--- start of DATASET EXCERPTS ---
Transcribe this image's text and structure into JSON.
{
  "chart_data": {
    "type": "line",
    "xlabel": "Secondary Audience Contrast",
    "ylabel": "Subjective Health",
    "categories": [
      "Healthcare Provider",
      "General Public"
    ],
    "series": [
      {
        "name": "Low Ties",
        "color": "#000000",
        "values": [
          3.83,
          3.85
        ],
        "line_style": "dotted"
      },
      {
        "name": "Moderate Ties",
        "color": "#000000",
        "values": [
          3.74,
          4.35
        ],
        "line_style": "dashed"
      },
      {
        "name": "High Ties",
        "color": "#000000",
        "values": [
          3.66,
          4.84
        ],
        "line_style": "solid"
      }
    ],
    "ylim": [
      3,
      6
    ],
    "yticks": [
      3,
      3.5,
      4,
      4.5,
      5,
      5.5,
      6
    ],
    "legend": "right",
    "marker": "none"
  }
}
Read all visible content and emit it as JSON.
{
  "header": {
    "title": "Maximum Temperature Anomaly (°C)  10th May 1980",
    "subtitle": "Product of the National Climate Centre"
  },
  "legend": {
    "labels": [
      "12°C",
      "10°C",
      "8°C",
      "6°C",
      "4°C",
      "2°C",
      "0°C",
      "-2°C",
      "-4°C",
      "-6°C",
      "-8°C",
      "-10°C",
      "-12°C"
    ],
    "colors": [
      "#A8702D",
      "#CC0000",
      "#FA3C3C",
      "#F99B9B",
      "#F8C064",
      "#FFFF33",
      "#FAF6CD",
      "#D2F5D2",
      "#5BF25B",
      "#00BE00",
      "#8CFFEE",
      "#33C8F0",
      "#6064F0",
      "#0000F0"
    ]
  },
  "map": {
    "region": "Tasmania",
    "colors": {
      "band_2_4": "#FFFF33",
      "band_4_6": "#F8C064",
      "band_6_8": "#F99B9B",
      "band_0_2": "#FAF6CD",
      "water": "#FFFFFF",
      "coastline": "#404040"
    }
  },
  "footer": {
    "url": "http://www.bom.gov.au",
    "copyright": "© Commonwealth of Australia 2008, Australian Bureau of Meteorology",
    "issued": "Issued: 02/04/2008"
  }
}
--- end of DATASET EXCERPTS ---
* _WHAT YOU NEED TO DO_: Exactly as written, please output every entry.

* _TASK ANSWER_:
Transcribe this image's text and structure into JSON.
{
  "chart_data": {
    "type": "line",
    "xlabel": "Secondary Audience Contrast",
    "ylabel": "Subjective Health",
    "categories": [
      "Healthcare Provider",
      "General Public"
    ],
    "series": [
      {
        "name": "Low Ties",
        "color": "#000000",
        "values": [
          3.83,
          3.85
        ],
        "line_style": "dotted"
      },
      {
        "name": "Moderate Ties",
        "color": "#000000",
        "values": [
          3.74,
          4.35
        ],
        "line_style": "dashed"
      },
      {
        "name": "High Ties",
        "color": "#000000",
        "values": [
          3.66,
          4.84
        ],
        "line_style": "solid"
      }
    ],
    "ylim": [
      3,
      6
    ],
    "yticks": [
      3,
      3.5,
      4,
      4.5,
      5,
      5.5,
      6
    ],
    "legend": "right",
    "marker": "none"
  }
}
Read all visible content and emit it as JSON.
{
  "header": {
    "title": "Maximum Temperature Anomaly (°C)  10th May 1980",
    "subtitle": "Product of the National Climate Centre"
  },
  "legend": {
    "labels": [
      "12°C",
      "10°C",
      "8°C",
      "6°C",
      "4°C",
      "2°C",
      "0°C",
      "-2°C",
      "-4°C",
      "-6°C",
      "-8°C",
      "-10°C",
      "-12°C"
    ],
    "colors": [
      "#A8702D",
      "#CC0000",
      "#FA3C3C",
      "#F99B9B",
      "#F8C064",
      "#FFFF33",
      "#FAF6CD",
      "#D2F5D2",
      "#5BF25B",
      "#00BE00",
      "#8CFFEE",
      "#33C8F0",
      "#6064F0",
      "#0000F0"
    ]
  },
  "map": {
    "region": "Tasmania",
    "colors": {
      "band_2_4": "#FFFF33",
      "band_4_6": "#F8C064",
      "band_6_8": "#F99B9B",
      "band_0_2": "#FAF6CD",
      "water": "#FFFFFF",
      "coastline": "#404040"
    }
  },
  "footer": {
    "url": "http://www.bom.gov.au",
    "copyright": "© Commonwealth of Australia 2008, Australian Bureau of Meteorology",
    "issued": "Issued: 02/04/2008"
  }
}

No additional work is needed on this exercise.